_Goal_
Write the entries below out again exactly; any picture in them stays out.

#####

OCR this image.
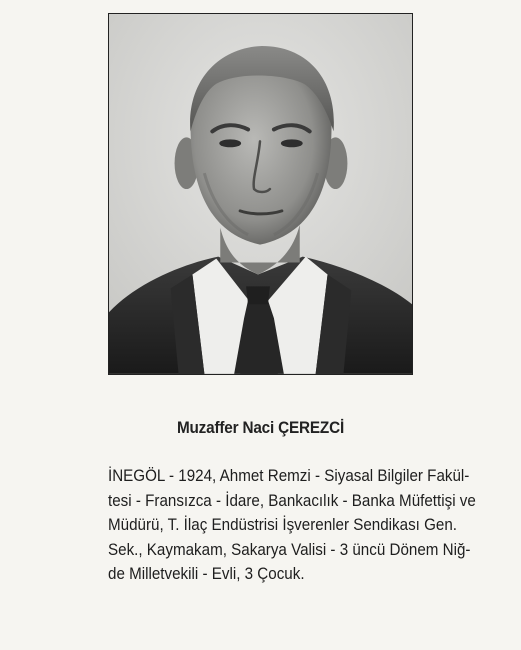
Muzaffer Naci ÇEREZCİ
İNEGÖL - 1924, Ahmet Remzi - Siyasal Bilgiler Fakül-
tesi - Fransızca - İdare, Bankacılık - Banka Müfettişi ve
Müdürü, T. İlaç Endüstrisi İşverenler Sendikası Gen.
Sek., Kaymakam, Sakarya Valisi - 3 üncü Dönem Niğ-
de Milletvekili - Evli, 3 Çocuk.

#####

_Response to this exercise_
OCR this image.
Muzaffer Naci ÇEREZCİ
İNEGÖL - 1924, Ahmet Remzi - Siyasal Bilgiler Fakül-
tesi - Fransızca - İdare, Bankacılık - Banka Müfettişi ve
Müdürü, T. İlaç Endüstrisi İşverenler Sendikası Gen.
Sek., Kaymakam, Sakarya Valisi - 3 üncü Dönem Niğ-
de Milletvekili - Evli, 3 Çocuk.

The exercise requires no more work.